Stated exercise
Format the data below from the line with "staticText: Forgot your" to the line with "button[interactable]: Sign In", both included, as a numbered list with any blank lines left out.

Supplied records
_ _ _ _

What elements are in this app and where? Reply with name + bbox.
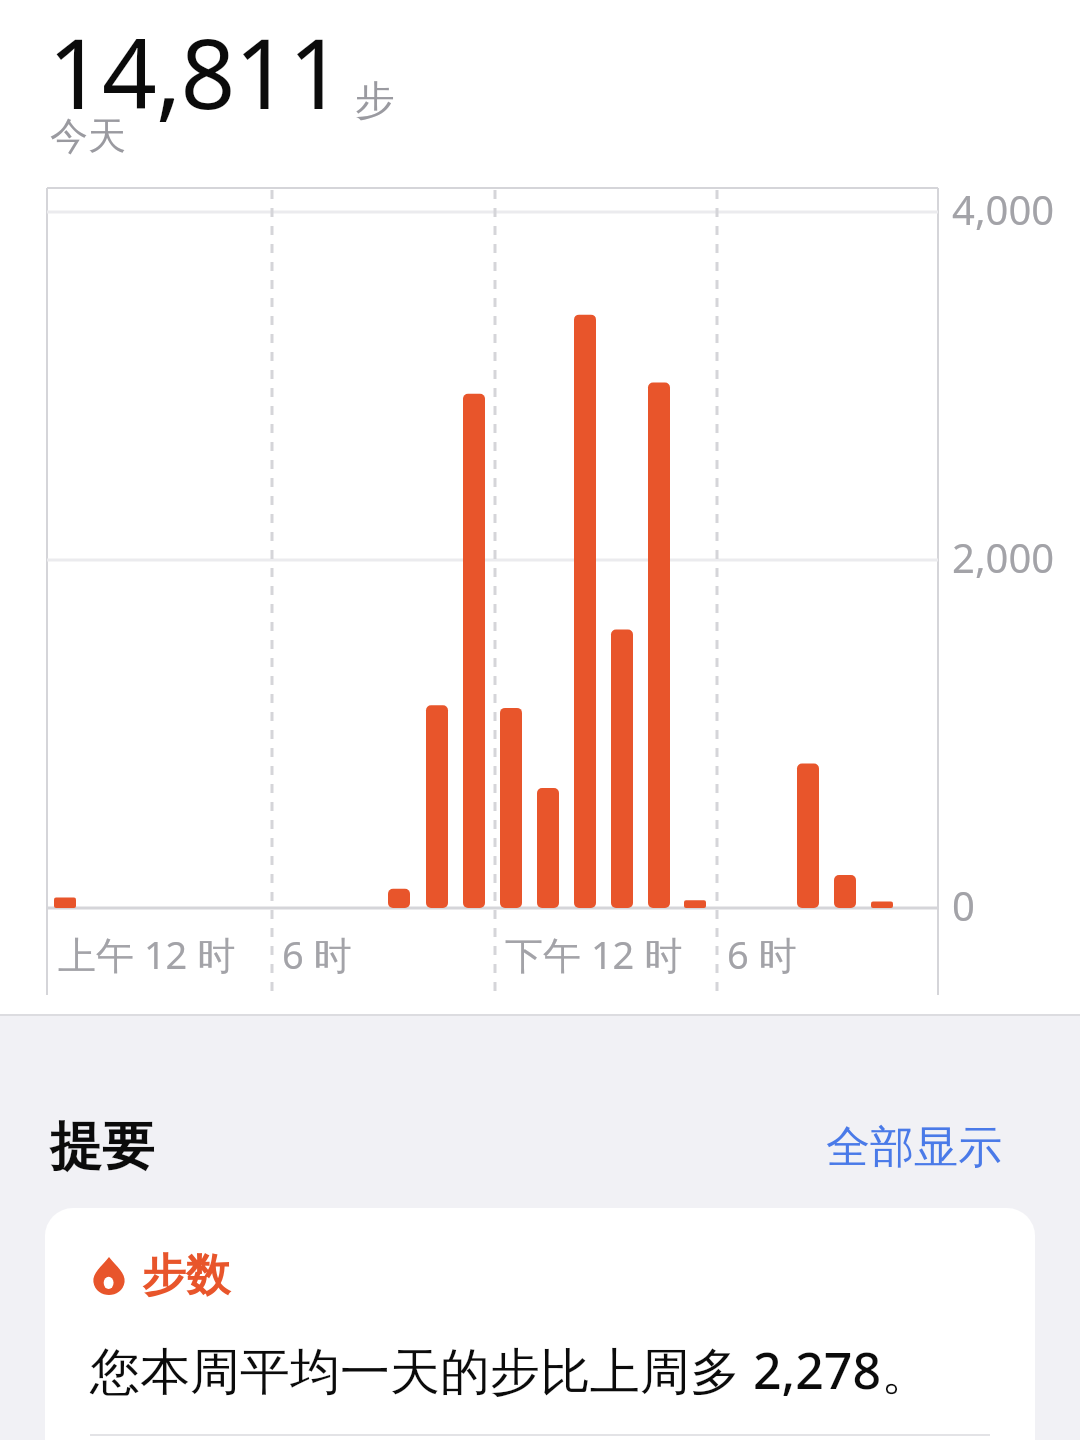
- button[interactable]: 全部显示: [818, 1114, 1010, 1181]
- staticText: 上午 12 时: [58, 928, 236, 980]
- staticText: 6 时: [727, 928, 797, 980]
- staticText: 提要: [50, 1114, 154, 1180]
- staticText: 下午 12 时: [505, 928, 683, 980]
- staticText: 全部显示: [826, 1120, 1002, 1175]
- staticText: 0: [952, 878, 975, 932]
- staticText: 今天: [50, 112, 126, 160]
- staticText: 您本周平均一天的步比上周多 2,278。: [90, 1336, 932, 1404]
- staticText: 2,000: [952, 530, 1055, 584]
- staticText: 14,811: [48, 6, 343, 137]
- other: 步数: [90, 1257, 128, 1295]
- staticText: 4,000: [952, 182, 1055, 236]
- button[interactable]: 步数: [45, 1208, 1035, 1440]
- staticText: 6 时: [282, 928, 352, 980]
- staticText: 步数: [142, 1248, 230, 1303]
- staticText: 步: [355, 75, 395, 125]
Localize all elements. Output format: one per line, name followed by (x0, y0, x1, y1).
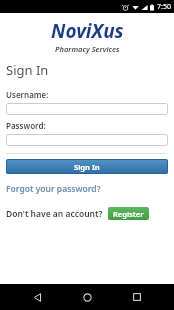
staticText: Forgot your password? (6, 183, 101, 195)
button[interactable]: Forgot your password? (6, 183, 101, 195)
button[interactable]: Recent apps (124, 284, 150, 310)
button[interactable]: Sign In (6, 159, 168, 174)
button[interactable]: Text field (6, 134, 168, 146)
button[interactable]: Back (24, 284, 50, 310)
button[interactable]: Home (74, 284, 100, 310)
staticText: Sign In (74, 162, 100, 172)
button[interactable]: Register (108, 207, 149, 220)
staticText: Register (113, 209, 144, 219)
staticText: 7:50 (157, 2, 171, 12)
staticText: NoviXus (51, 18, 124, 44)
staticText: Password: (6, 120, 46, 131)
button[interactable]: Text field (6, 103, 168, 115)
staticText: Don't have an account? (6, 208, 103, 220)
staticText: Sign In (6, 61, 49, 79)
staticText: Pharmacy Services (55, 44, 120, 54)
staticText: Username: (6, 89, 49, 100)
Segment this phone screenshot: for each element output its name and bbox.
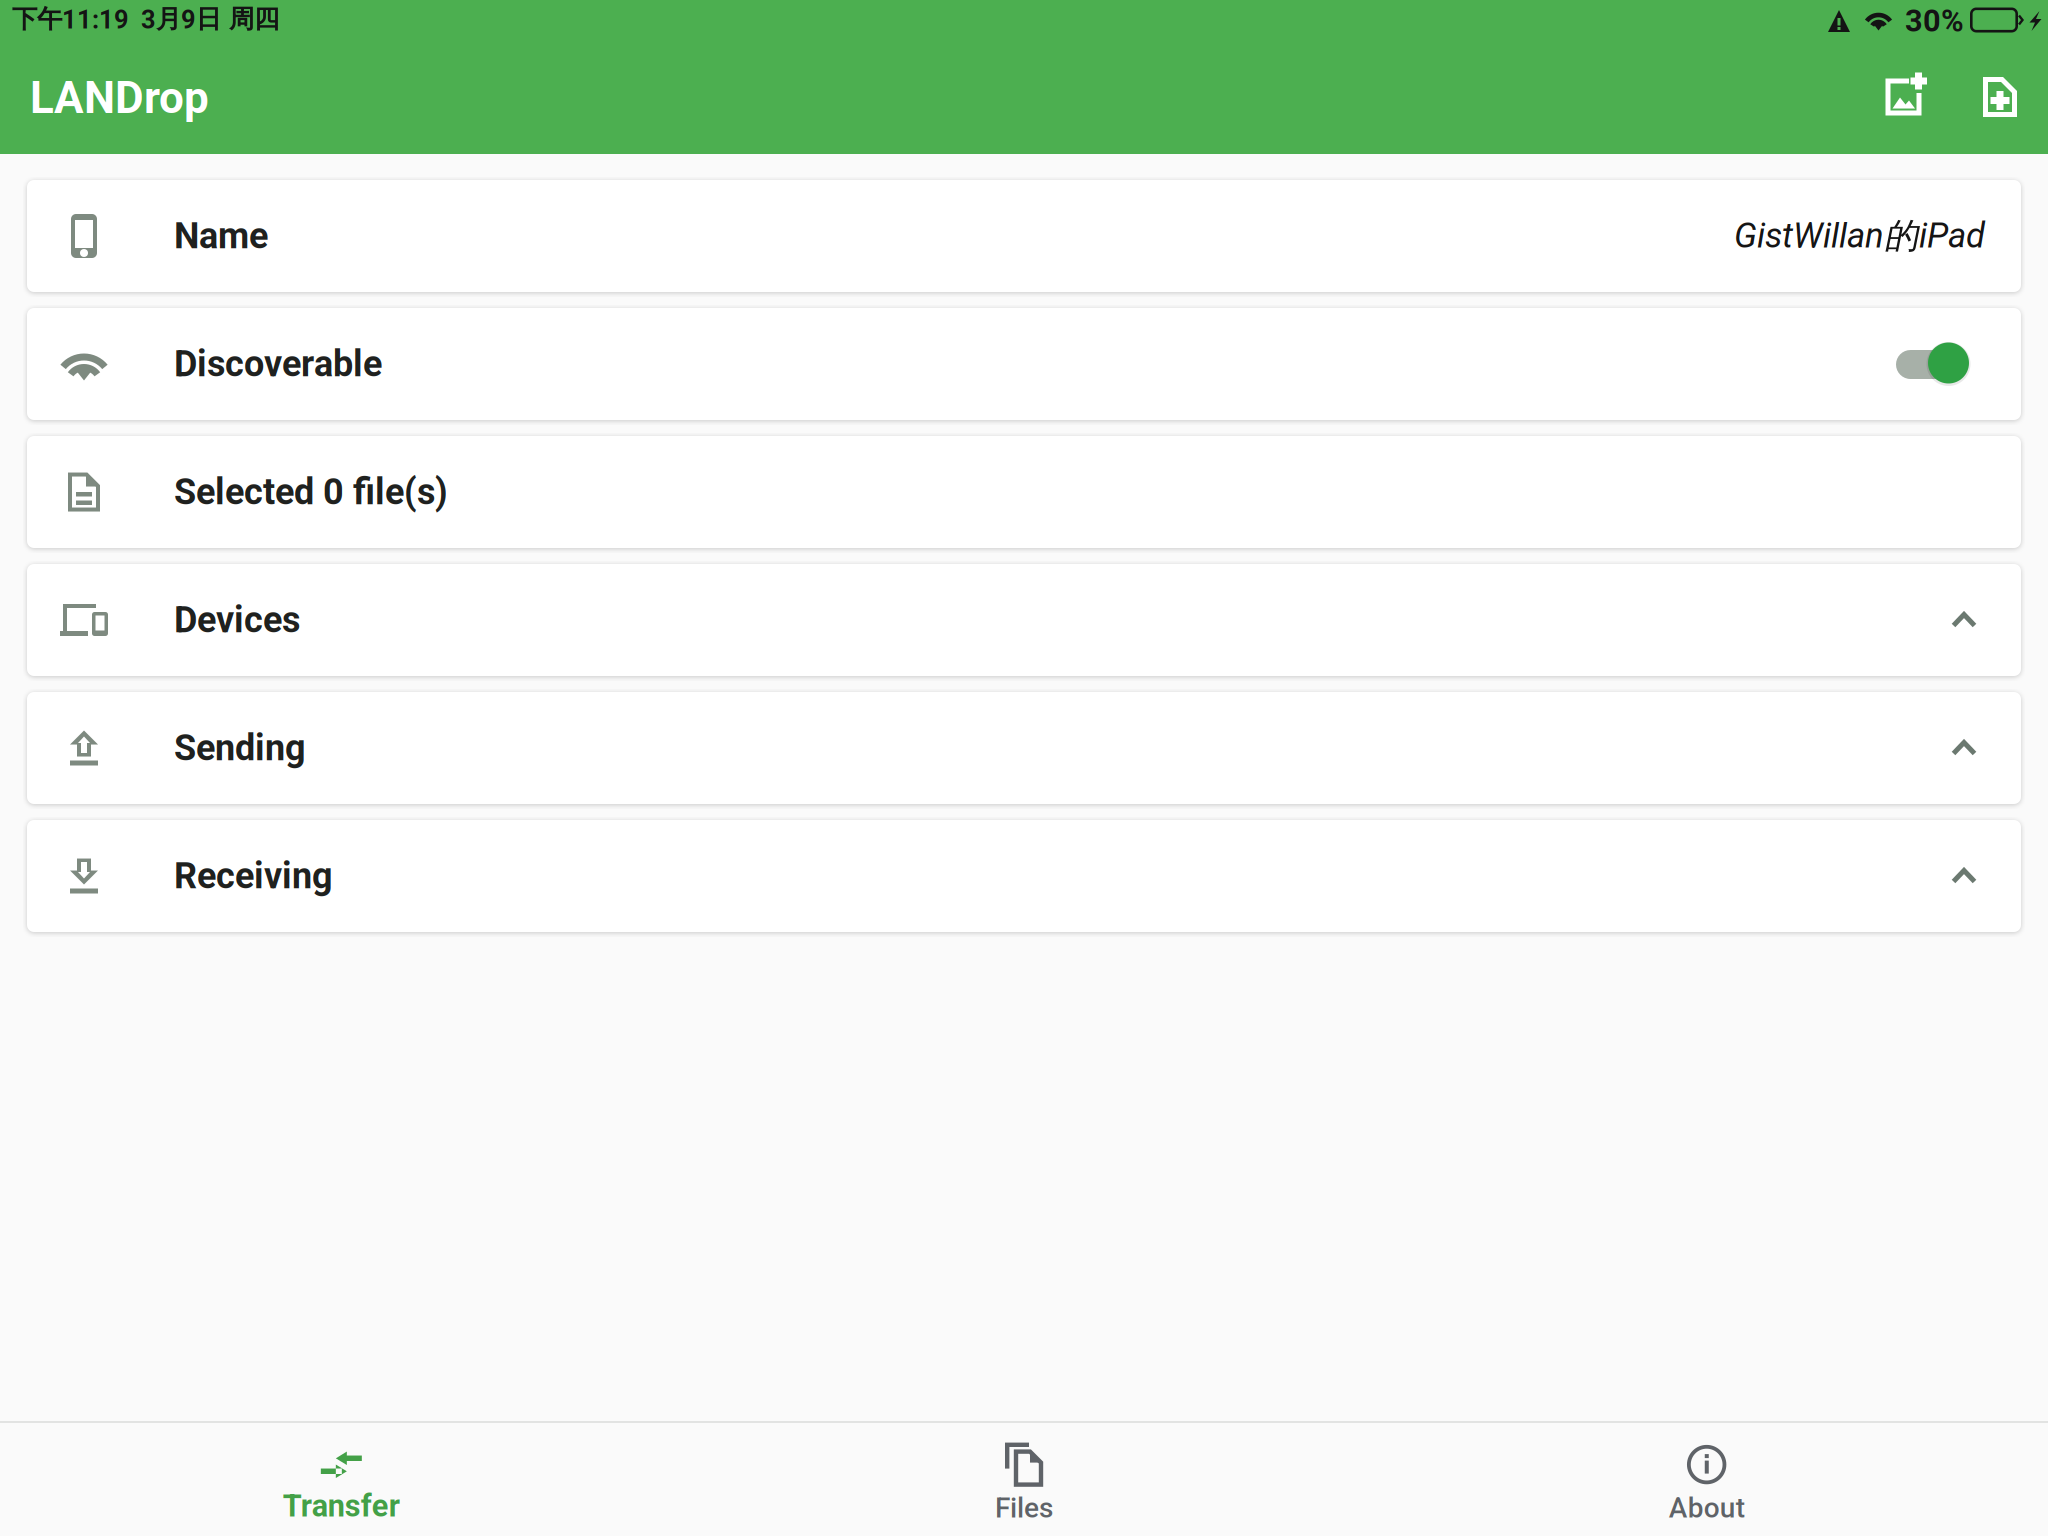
button[interactable]: Transfer — [0, 1423, 683, 1536]
button[interactable]: Name — [27, 180, 2021, 292]
staticText: LANDrop — [30, 72, 209, 124]
staticText: Files — [995, 1492, 1053, 1524]
button[interactable]: Files — [683, 1423, 1365, 1536]
staticText: Sending — [174, 727, 306, 769]
staticText: Devices — [174, 599, 300, 641]
staticText: About — [1669, 1492, 1745, 1524]
button[interactable]: Selected 0 file(s) — [27, 436, 2021, 548]
staticText: Receiving — [174, 855, 333, 897]
button[interactable]: Add images — [1862, 40, 1952, 154]
button[interactable]: About — [1365, 1423, 2048, 1536]
staticText: 下午11:19 3月9日 周四 — [12, 3, 279, 35]
staticText: Name — [174, 215, 268, 257]
staticText: Discoverable — [174, 343, 382, 385]
staticText: Selected 0 file(s) — [174, 471, 448, 513]
button[interactable]: Sending — [27, 692, 2021, 804]
staticText: Transfer — [283, 1488, 400, 1524]
button[interactable]: Add files — [1952, 40, 2048, 154]
button[interactable]: Devices — [27, 564, 2021, 676]
staticText: 30% — [1905, 3, 1964, 39]
staticText: GistWillan的iPad — [1734, 214, 1985, 258]
button[interactable]: Receiving — [27, 820, 2021, 932]
button[interactable]: Discoverable — [1896, 341, 2021, 387]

_ _ _ _

Output of the exercise
1. staticText: Forgot your password? (6, 183, 101, 195)
2. button[interactable]: Forgot your password? (6, 183, 101, 195)
3. button[interactable]: Recent apps (124, 284, 150, 310)
4. button[interactable]: Sign In (6, 159, 168, 174)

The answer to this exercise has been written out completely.